■ **Dataset extract**

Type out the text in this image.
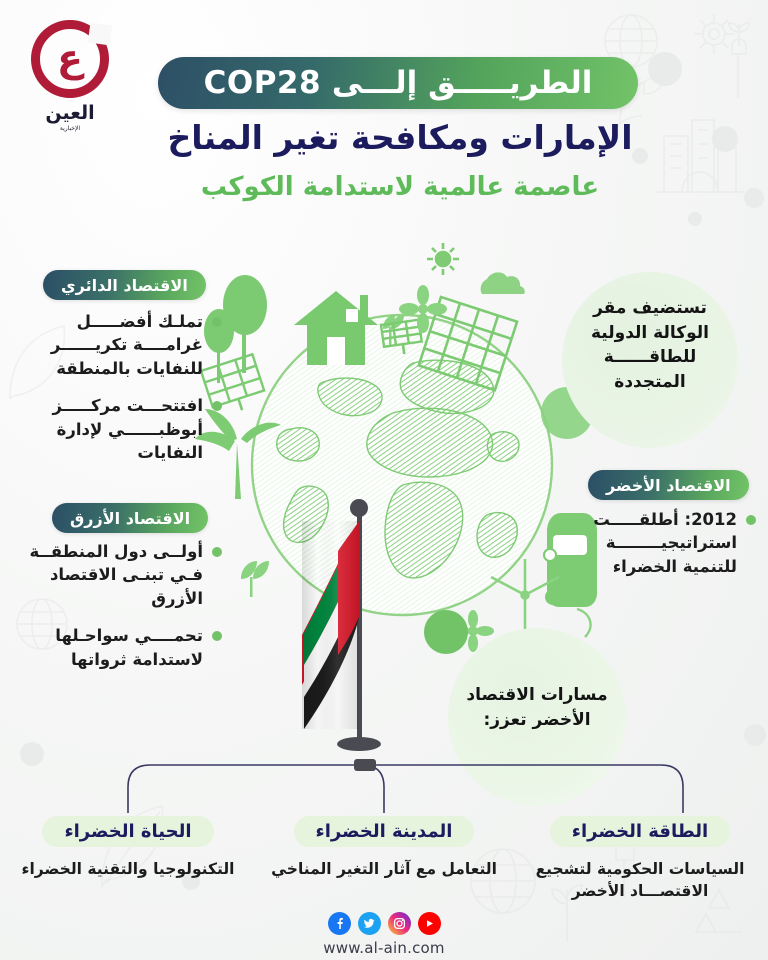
ع
العين
الإخبارية
الطريـــــق إلـــى COP28
الإمارات ومكافحة تغير المناخ
عاصمة عالمية لاستدامة الكوكب
تستضيف مقر الوكالة الدولية للطاقــــــة المتجددة
الاقتصاد الدائري
تملـك أفضـــــل غرامــــة تكريــــــر للنفايات بالمنطقة
افتتحـــت مركـــــز أبوظبــــــي لإدارة النفايات
الاقتصاد الأزرق
أولــى دول المنطقــة فـي تبنـى الاقتصاد الأزرق
تحمــــي سواحـلها لاستدامة ثرواتها
الاقتصاد الأخضر
2012: أطلقـــــت استراتيجيــــــــة للتنمية الخضراء
مسارات الاقتصاد الأخضر تعزز:
الحياة الخضراء
التكنولوجيا والتقنية الخضراء
المدينة الخضراء
التعامل مع آثار التغير المناخي
الطاقة الخضراء
السياسات الحكومية لتشجيع الاقتصـــاد الأخضر
www.al-ain.com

■ **Problem**
Pictures in the records above should not be copied. Repeat everything else exactly.

■ **Response for this exercise**
Type out the text in this image.
ع
العين
الإخبارية
الطريـــــق إلـــى COP28
الإمارات ومكافحة تغير المناخ
عاصمة عالمية لاستدامة الكوكب
تستضيف مقر الوكالة الدولية للطاقــــــة المتجددة
الاقتصاد الدائري
تملـك أفضـــــل غرامــــة تكريــــــر للنفايات بالمنطقة
افتتحـــت مركـــــز أبوظبــــــي لإدارة النفايات
الاقتصاد الأزرق
أولــى دول المنطقــة فـي تبنـى الاقتصاد الأزرق
تحمــــي سواحـلها لاستدامة ثرواتها
الاقتصاد الأخضر
2012: أطلقـــــت استراتيجيــــــــة للتنمية الخضراء
مسارات الاقتصاد الأخضر تعزز:
الحياة الخضراء
التكنولوجيا والتقنية الخضراء
المدينة الخضراء
التعامل مع آثار التغير المناخي
الطاقة الخضراء
السياسات الحكومية لتشجيع الاقتصـــاد الأخضر
www.al-ain.com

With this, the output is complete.